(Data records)
•••••
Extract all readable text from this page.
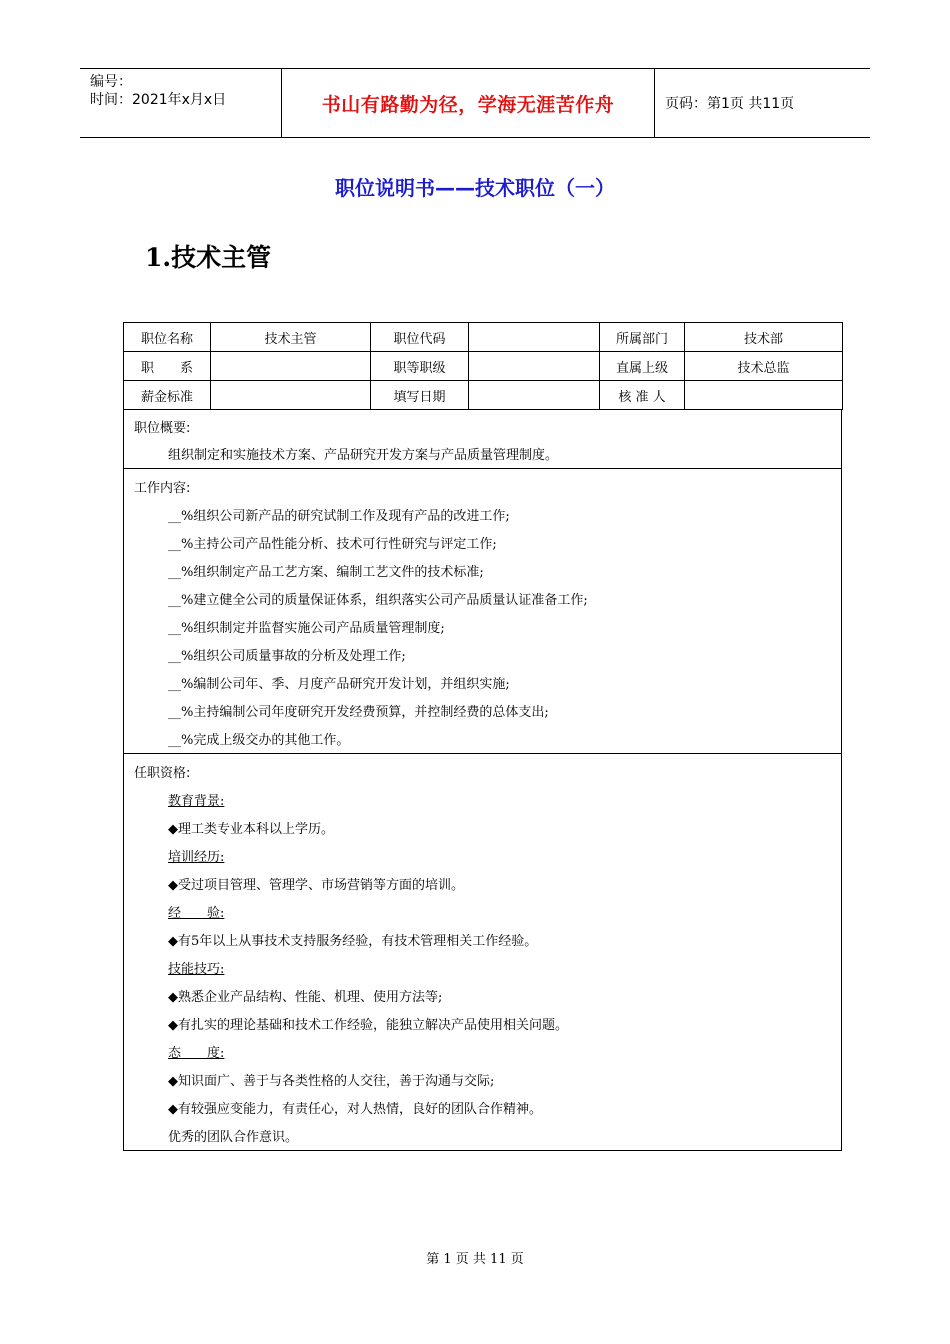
编号：
时间：2021年x月x日	书山有路勤为径，学海无涯苦作舟	页码：第1页 共11页
职位说明书——技术职位（一）
1.技术主管
职位名称	技术主管	职位代码		所属部门	技术部
职　　系		职等职级		直属上级	技术总监
薪金标准		填写日期		核 准 人	
职位概要:
组织制定和实施技术方案、产品研究开发方案与产品质量管理制度。
工作内容:
__%组织公司新产品的研究试制工作及现有产品的改进工作;
__%主持公司产品性能分析、技术可行性研究与评定工作;
__%组织制定产品工艺方案、编制工艺文件的技术标准;
__%建立健全公司的质量保证体系，组织落实公司产品质量认证准备工作;
__%组织制定并监督实施公司产品质量管理制度;
__%组织公司质量事故的分析及处理工作;
__%编制公司年、季、月度产品研究开发计划，并组织实施;
__%主持编制公司年度研究开发经费预算，并控制经费的总体支出;
__%完成上级交办的其他工作。
任职资格:
教育背景:
◆理工类专业本科以上学历。
培训经历:
◆受过项目管理、管理学、市场营销等方面的培训。
经　　验:
◆有5年以上从事技术支持服务经验，有技术管理相关工作经验。
技能技巧:
◆熟悉企业产品结构、性能、机理、使用方法等;
◆有扎实的理论基础和技术工作经验，能独立解决产品使用相关问题。
态　　度:
◆知识面广、善于与各类性格的人交往，善于沟通与交际;
◆有较强应变能力，有责任心，对人热情，良好的团队合作精神。
优秀的团队合作意识。
第 1 页 共 11 页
•••••
Print the complete listing exactly as it stands, without its pictures.

Extract all readable text from this page.
编号：
时间：2021年x月x日	书山有路勤为径，学海无涯苦作舟	页码：第1页 共11页
职位说明书——技术职位（一）
1.技术主管
职位名称	技术主管	职位代码		所属部门	技术部
职　　系		职等职级		直属上级	技术总监
薪金标准		填写日期		核 准 人	
职位概要:
组织制定和实施技术方案、产品研究开发方案与产品质量管理制度。
工作内容:
__%组织公司新产品的研究试制工作及现有产品的改进工作;
__%主持公司产品性能分析、技术可行性研究与评定工作;
__%组织制定产品工艺方案、编制工艺文件的技术标准;
__%建立健全公司的质量保证体系，组织落实公司产品质量认证准备工作;
__%组织制定并监督实施公司产品质量管理制度;
__%组织公司质量事故的分析及处理工作;
__%编制公司年、季、月度产品研究开发计划，并组织实施;
__%主持编制公司年度研究开发经费预算，并控制经费的总体支出;
__%完成上级交办的其他工作。
任职资格:
教育背景:
◆理工类专业本科以上学历。
培训经历:
◆受过项目管理、管理学、市场营销等方面的培训。
经　　验:
◆有5年以上从事技术支持服务经验，有技术管理相关工作经验。
技能技巧:
◆熟悉企业产品结构、性能、机理、使用方法等;
◆有扎实的理论基础和技术工作经验，能独立解决产品使用相关问题。
态　　度:
◆知识面广、善于与各类性格的人交往，善于沟通与交际;
◆有较强应变能力，有责任心，对人热情，良好的团队合作精神。
优秀的团队合作意识。
第 1 页 共 11 页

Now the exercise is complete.